§ WORK TO BE COMPLETED: Every line holding the string "location" should be gathered.
:::::
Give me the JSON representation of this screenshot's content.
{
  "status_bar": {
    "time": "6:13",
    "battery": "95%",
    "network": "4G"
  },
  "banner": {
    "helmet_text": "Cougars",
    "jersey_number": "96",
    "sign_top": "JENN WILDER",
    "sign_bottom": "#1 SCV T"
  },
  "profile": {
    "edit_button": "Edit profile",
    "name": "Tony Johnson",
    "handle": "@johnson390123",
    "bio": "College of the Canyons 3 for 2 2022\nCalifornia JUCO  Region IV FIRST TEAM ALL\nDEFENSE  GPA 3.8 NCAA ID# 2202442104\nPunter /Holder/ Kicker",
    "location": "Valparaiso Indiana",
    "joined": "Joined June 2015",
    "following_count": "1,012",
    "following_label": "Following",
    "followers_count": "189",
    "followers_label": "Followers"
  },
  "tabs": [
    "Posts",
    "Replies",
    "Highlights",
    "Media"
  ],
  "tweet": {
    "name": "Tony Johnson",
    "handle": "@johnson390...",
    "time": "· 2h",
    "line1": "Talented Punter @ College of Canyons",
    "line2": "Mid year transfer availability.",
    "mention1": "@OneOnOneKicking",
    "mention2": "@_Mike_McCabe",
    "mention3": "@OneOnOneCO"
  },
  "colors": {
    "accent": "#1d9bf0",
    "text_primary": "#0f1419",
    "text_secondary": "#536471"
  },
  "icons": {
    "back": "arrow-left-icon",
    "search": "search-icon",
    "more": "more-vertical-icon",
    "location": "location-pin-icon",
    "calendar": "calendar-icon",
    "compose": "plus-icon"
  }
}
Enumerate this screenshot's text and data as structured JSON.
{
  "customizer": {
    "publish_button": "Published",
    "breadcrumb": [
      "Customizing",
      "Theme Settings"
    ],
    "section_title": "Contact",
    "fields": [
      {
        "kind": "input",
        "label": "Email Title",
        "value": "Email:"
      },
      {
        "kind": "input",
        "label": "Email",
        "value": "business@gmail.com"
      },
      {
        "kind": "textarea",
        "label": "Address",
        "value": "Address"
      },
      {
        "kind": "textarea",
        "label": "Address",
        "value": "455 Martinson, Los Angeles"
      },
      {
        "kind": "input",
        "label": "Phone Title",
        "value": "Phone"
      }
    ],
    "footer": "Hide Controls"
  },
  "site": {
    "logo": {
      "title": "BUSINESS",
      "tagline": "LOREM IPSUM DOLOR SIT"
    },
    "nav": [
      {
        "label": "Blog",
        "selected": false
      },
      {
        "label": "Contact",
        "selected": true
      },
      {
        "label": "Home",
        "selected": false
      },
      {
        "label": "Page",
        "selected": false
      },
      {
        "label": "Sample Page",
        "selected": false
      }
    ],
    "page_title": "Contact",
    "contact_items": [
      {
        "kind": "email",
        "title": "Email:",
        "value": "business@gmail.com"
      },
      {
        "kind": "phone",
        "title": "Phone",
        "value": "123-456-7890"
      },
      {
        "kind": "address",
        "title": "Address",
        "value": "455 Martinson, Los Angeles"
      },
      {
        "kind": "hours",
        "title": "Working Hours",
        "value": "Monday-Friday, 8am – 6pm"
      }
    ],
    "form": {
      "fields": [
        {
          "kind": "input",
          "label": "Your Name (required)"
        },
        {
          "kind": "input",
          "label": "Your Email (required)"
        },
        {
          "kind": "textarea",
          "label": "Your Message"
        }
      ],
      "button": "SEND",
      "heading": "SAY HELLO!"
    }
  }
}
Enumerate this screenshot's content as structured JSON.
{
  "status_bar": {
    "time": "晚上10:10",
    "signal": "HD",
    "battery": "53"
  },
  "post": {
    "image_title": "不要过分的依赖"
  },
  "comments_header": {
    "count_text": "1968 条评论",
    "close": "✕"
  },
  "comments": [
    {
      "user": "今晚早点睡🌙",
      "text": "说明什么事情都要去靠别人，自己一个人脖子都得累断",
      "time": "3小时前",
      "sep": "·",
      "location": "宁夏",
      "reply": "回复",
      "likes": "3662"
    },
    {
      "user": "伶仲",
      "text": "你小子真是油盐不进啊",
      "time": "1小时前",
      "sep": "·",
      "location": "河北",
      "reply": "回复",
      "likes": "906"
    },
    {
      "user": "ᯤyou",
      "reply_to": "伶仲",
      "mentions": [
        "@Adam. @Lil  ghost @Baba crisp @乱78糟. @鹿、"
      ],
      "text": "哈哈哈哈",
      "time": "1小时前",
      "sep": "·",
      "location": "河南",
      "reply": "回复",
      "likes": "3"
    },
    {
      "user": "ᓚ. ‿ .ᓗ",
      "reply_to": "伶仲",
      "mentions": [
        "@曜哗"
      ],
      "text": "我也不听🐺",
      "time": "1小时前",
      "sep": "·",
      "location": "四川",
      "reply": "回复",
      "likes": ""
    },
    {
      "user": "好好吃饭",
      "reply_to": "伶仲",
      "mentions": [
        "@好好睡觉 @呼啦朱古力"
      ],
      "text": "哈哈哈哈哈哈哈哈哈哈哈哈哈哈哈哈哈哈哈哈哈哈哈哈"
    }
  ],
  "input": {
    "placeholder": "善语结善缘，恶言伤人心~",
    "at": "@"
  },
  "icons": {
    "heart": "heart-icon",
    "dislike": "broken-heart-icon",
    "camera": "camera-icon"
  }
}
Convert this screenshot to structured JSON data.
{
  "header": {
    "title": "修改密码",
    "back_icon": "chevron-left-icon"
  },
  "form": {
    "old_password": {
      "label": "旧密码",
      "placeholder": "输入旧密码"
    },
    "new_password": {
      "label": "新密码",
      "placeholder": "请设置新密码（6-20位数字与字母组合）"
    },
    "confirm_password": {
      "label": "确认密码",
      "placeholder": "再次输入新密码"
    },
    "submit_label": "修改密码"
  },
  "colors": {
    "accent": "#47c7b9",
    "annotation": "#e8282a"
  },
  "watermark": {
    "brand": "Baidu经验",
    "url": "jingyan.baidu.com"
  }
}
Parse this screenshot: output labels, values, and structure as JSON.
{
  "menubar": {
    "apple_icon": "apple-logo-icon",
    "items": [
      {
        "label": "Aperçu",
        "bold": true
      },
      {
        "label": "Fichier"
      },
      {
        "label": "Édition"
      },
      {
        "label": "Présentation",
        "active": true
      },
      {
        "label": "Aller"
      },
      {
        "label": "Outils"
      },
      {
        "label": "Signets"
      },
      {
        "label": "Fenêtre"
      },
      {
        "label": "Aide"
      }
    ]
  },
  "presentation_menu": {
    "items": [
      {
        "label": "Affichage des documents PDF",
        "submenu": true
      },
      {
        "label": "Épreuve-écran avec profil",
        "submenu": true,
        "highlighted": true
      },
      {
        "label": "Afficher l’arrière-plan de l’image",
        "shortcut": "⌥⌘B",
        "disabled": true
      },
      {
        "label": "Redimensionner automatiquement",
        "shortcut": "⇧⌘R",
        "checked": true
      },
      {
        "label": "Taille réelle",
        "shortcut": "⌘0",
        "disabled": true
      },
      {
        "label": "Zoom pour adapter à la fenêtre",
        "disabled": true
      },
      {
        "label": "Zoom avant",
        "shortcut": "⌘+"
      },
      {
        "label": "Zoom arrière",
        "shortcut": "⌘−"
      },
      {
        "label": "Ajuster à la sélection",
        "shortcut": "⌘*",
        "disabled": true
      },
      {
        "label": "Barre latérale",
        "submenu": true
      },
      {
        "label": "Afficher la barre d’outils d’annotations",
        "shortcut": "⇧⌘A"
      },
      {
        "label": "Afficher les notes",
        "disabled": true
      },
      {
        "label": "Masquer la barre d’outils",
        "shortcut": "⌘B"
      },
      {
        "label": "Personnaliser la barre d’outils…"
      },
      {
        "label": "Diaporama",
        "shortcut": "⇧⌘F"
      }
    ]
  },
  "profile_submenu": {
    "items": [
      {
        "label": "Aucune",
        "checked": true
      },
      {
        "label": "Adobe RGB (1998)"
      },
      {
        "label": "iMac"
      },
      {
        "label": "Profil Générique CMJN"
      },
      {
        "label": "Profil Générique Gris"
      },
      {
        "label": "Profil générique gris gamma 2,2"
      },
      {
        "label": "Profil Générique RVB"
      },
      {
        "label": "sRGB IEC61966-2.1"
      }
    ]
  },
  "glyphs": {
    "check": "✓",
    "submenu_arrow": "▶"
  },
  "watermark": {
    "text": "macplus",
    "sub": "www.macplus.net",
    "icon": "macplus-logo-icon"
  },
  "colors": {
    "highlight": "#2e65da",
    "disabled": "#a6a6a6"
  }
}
:::::
§ THE ANSWER:
    "location": "Valparaiso Indiana",
    "location": "location-pin-icon",
      "location": "宁夏",
      "location": "河北",
      "location": "河南",
      "location": "四川",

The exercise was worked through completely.